EXERCISE DATA »

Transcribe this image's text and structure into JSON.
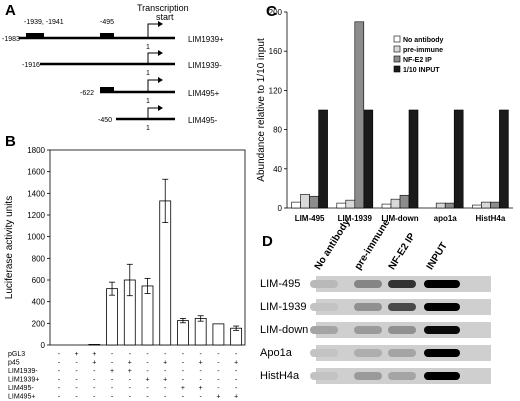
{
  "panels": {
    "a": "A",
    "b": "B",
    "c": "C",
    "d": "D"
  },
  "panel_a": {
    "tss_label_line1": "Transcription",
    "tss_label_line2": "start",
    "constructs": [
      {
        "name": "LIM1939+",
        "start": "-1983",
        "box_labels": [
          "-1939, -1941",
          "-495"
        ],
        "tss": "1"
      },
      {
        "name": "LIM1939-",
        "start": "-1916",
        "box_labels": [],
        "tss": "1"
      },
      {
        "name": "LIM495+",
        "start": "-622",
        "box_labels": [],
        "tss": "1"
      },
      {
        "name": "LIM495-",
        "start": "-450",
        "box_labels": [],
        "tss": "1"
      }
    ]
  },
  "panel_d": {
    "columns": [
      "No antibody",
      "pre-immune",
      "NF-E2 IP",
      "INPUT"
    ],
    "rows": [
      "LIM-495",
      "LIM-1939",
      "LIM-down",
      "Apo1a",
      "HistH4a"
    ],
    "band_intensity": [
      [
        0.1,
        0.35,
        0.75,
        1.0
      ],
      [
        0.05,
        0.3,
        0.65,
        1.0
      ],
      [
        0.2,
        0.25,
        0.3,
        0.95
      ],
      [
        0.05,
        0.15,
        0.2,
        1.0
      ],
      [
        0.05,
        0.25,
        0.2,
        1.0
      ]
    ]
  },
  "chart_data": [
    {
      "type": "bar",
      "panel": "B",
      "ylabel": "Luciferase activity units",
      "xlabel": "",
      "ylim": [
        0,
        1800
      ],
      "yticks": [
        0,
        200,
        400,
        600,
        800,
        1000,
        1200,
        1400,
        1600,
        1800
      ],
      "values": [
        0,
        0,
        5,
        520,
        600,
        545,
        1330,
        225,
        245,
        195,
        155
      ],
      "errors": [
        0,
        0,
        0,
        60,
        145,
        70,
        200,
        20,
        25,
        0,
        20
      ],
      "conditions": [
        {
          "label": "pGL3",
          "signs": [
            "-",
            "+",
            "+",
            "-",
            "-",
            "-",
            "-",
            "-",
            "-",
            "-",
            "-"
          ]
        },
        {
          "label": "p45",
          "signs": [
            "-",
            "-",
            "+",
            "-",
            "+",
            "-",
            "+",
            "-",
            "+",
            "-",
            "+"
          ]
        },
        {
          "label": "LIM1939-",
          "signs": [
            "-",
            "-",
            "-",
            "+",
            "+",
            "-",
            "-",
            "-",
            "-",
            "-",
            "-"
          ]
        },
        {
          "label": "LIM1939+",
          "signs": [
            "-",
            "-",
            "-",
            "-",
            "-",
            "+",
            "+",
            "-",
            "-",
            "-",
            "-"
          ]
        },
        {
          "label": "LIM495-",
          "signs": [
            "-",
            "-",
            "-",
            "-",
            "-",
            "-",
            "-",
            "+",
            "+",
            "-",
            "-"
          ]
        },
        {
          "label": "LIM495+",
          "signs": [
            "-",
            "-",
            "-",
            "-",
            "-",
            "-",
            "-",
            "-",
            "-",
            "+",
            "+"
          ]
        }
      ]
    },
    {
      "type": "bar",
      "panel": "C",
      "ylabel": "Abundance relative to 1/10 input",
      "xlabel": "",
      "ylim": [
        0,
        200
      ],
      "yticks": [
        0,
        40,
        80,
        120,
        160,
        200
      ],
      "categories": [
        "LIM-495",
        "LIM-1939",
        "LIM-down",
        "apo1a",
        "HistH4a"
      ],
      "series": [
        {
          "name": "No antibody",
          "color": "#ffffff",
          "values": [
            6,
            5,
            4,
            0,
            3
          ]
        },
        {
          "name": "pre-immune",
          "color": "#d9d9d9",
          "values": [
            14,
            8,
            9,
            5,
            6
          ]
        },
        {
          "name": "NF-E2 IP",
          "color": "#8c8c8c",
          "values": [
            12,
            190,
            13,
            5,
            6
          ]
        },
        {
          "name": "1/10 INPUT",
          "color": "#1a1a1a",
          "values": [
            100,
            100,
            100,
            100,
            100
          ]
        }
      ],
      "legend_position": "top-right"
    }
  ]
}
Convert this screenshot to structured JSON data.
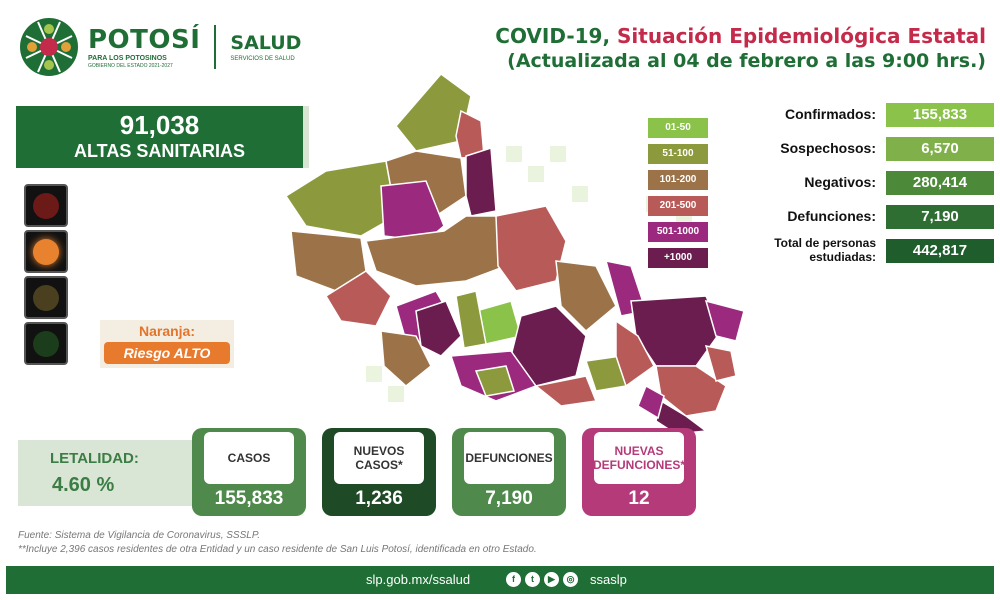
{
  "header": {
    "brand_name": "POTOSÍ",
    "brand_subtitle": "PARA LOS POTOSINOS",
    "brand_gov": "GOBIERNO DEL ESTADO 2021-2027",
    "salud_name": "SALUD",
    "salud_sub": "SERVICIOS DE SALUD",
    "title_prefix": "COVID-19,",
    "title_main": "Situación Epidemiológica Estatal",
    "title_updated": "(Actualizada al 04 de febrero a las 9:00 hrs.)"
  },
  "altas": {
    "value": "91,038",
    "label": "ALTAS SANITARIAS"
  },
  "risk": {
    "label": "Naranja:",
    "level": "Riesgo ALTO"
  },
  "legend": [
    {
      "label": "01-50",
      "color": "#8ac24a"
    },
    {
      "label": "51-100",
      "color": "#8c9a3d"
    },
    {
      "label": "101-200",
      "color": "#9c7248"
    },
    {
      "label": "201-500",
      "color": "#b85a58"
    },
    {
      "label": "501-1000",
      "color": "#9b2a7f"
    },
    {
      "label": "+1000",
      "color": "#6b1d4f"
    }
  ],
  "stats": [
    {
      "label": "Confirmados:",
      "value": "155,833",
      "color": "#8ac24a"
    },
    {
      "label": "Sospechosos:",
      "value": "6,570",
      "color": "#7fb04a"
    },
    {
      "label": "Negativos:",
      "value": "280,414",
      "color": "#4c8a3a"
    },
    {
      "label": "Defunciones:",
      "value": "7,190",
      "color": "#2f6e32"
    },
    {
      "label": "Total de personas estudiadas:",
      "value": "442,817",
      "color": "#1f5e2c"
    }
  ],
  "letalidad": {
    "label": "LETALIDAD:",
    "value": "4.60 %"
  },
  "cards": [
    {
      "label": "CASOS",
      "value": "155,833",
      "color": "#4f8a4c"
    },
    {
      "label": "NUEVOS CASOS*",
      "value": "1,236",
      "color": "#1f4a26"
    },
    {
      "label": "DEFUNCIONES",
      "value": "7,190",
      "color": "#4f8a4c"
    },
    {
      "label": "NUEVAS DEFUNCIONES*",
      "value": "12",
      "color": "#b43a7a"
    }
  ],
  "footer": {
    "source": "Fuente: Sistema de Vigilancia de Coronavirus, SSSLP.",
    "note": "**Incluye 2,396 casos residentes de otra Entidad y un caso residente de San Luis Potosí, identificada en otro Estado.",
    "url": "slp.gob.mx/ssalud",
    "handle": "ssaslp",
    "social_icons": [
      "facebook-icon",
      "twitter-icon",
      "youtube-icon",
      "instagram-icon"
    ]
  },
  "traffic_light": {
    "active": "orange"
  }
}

TASK PROMPT » Your copy of the records must be exact and must contain no pictures.

WORKED SOLUTION »
Transcribe this image's text and structure into JSON.
{
  "panels": {
    "a": "A",
    "b": "B",
    "c": "C",
    "d": "D"
  },
  "panel_a": {
    "tss_label_line1": "Transcription",
    "tss_label_line2": "start",
    "constructs": [
      {
        "name": "LIM1939+",
        "start": "-1983",
        "box_labels": [
          "-1939, -1941",
          "-495"
        ],
        "tss": "1"
      },
      {
        "name": "LIM1939-",
        "start": "-1916",
        "box_labels": [],
        "tss": "1"
      },
      {
        "name": "LIM495+",
        "start": "-622",
        "box_labels": [],
        "tss": "1"
      },
      {
        "name": "LIM495-",
        "start": "-450",
        "box_labels": [],
        "tss": "1"
      }
    ]
  },
  "panel_d": {
    "columns": [
      "No antibody",
      "pre-immune",
      "NF-E2 IP",
      "INPUT"
    ],
    "rows": [
      "LIM-495",
      "LIM-1939",
      "LIM-down",
      "Apo1a",
      "HistH4a"
    ],
    "band_intensity": [
      [
        0.1,
        0.35,
        0.75,
        1.0
      ],
      [
        0.05,
        0.3,
        0.65,
        1.0
      ],
      [
        0.2,
        0.25,
        0.3,
        0.95
      ],
      [
        0.05,
        0.15,
        0.2,
        1.0
      ],
      [
        0.05,
        0.25,
        0.2,
        1.0
      ]
    ]
  },
  "chart_data": [
    {
      "type": "bar",
      "panel": "B",
      "ylabel": "Luciferase activity units",
      "xlabel": "",
      "ylim": [
        0,
        1800
      ],
      "yticks": [
        0,
        200,
        400,
        600,
        800,
        1000,
        1200,
        1400,
        1600,
        1800
      ],
      "values": [
        0,
        0,
        5,
        520,
        600,
        545,
        1330,
        225,
        245,
        195,
        155
      ],
      "errors": [
        0,
        0,
        0,
        60,
        145,
        70,
        200,
        20,
        25,
        0,
        20
      ],
      "conditions": [
        {
          "label": "pGL3",
          "signs": [
            "-",
            "+",
            "+",
            "-",
            "-",
            "-",
            "-",
            "-",
            "-",
            "-",
            "-"
          ]
        },
        {
          "label": "p45",
          "signs": [
            "-",
            "-",
            "+",
            "-",
            "+",
            "-",
            "+",
            "-",
            "+",
            "-",
            "+"
          ]
        },
        {
          "label": "LIM1939-",
          "signs": [
            "-",
            "-",
            "-",
            "+",
            "+",
            "-",
            "-",
            "-",
            "-",
            "-",
            "-"
          ]
        },
        {
          "label": "LIM1939+",
          "signs": [
            "-",
            "-",
            "-",
            "-",
            "-",
            "+",
            "+",
            "-",
            "-",
            "-",
            "-"
          ]
        },
        {
          "label": "LIM495-",
          "signs": [
            "-",
            "-",
            "-",
            "-",
            "-",
            "-",
            "-",
            "+",
            "+",
            "-",
            "-"
          ]
        },
        {
          "label": "LIM495+",
          "signs": [
            "-",
            "-",
            "-",
            "-",
            "-",
            "-",
            "-",
            "-",
            "-",
            "+",
            "+"
          ]
        }
      ]
    },
    {
      "type": "bar",
      "panel": "C",
      "ylabel": "Abundance relative to 1/10 input",
      "xlabel": "",
      "ylim": [
        0,
        200
      ],
      "yticks": [
        0,
        40,
        80,
        120,
        160,
        200
      ],
      "categories": [
        "LIM-495",
        "LIM-1939",
        "LIM-down",
        "apo1a",
        "HistH4a"
      ],
      "series": [
        {
          "name": "No antibody",
          "color": "#ffffff",
          "values": [
            6,
            5,
            4,
            0,
            3
          ]
        },
        {
          "name": "pre-immune",
          "color": "#d9d9d9",
          "values": [
            14,
            8,
            9,
            5,
            6
          ]
        },
        {
          "name": "NF-E2 IP",
          "color": "#8c8c8c",
          "values": [
            12,
            190,
            13,
            5,
            6
          ]
        },
        {
          "name": "1/10 INPUT",
          "color": "#1a1a1a",
          "values": [
            100,
            100,
            100,
            100,
            100
          ]
        }
      ],
      "legend_position": "top-right"
    }
  ]
}
Convert this screenshot to structured JSON data.
{
  "header": {
    "brand_name": "POTOSÍ",
    "brand_subtitle": "PARA LOS POTOSINOS",
    "brand_gov": "GOBIERNO DEL ESTADO 2021-2027",
    "salud_name": "SALUD",
    "salud_sub": "SERVICIOS DE SALUD",
    "title_prefix": "COVID-19,",
    "title_main": "Situación Epidemiológica Estatal",
    "title_updated": "(Actualizada al 04 de febrero a las 9:00 hrs.)"
  },
  "altas": {
    "value": "91,038",
    "label": "ALTAS SANITARIAS"
  },
  "risk": {
    "label": "Naranja:",
    "level": "Riesgo ALTO"
  },
  "legend": [
    {
      "label": "01-50",
      "color": "#8ac24a"
    },
    {
      "label": "51-100",
      "color": "#8c9a3d"
    },
    {
      "label": "101-200",
      "color": "#9c7248"
    },
    {
      "label": "201-500",
      "color": "#b85a58"
    },
    {
      "label": "501-1000",
      "color": "#9b2a7f"
    },
    {
      "label": "+1000",
      "color": "#6b1d4f"
    }
  ],
  "stats": [
    {
      "label": "Confirmados:",
      "value": "155,833",
      "color": "#8ac24a"
    },
    {
      "label": "Sospechosos:",
      "value": "6,570",
      "color": "#7fb04a"
    },
    {
      "label": "Negativos:",
      "value": "280,414",
      "color": "#4c8a3a"
    },
    {
      "label": "Defunciones:",
      "value": "7,190",
      "color": "#2f6e32"
    },
    {
      "label": "Total de personas estudiadas:",
      "value": "442,817",
      "color": "#1f5e2c"
    }
  ],
  "letalidad": {
    "label": "LETALIDAD:",
    "value": "4.60 %"
  },
  "cards": [
    {
      "label": "CASOS",
      "value": "155,833",
      "color": "#4f8a4c"
    },
    {
      "label": "NUEVOS CASOS*",
      "value": "1,236",
      "color": "#1f4a26"
    },
    {
      "label": "DEFUNCIONES",
      "value": "7,190",
      "color": "#4f8a4c"
    },
    {
      "label": "NUEVAS DEFUNCIONES*",
      "value": "12",
      "color": "#b43a7a"
    }
  ],
  "footer": {
    "source": "Fuente: Sistema de Vigilancia de Coronavirus, SSSLP.",
    "note": "**Incluye 2,396 casos residentes de otra Entidad y un caso residente de San Luis Potosí, identificada en otro Estado.",
    "url": "slp.gob.mx/ssalud",
    "handle": "ssaslp",
    "social_icons": [
      "facebook-icon",
      "twitter-icon",
      "youtube-icon",
      "instagram-icon"
    ]
  },
  "traffic_light": {
    "active": "orange"
  }
}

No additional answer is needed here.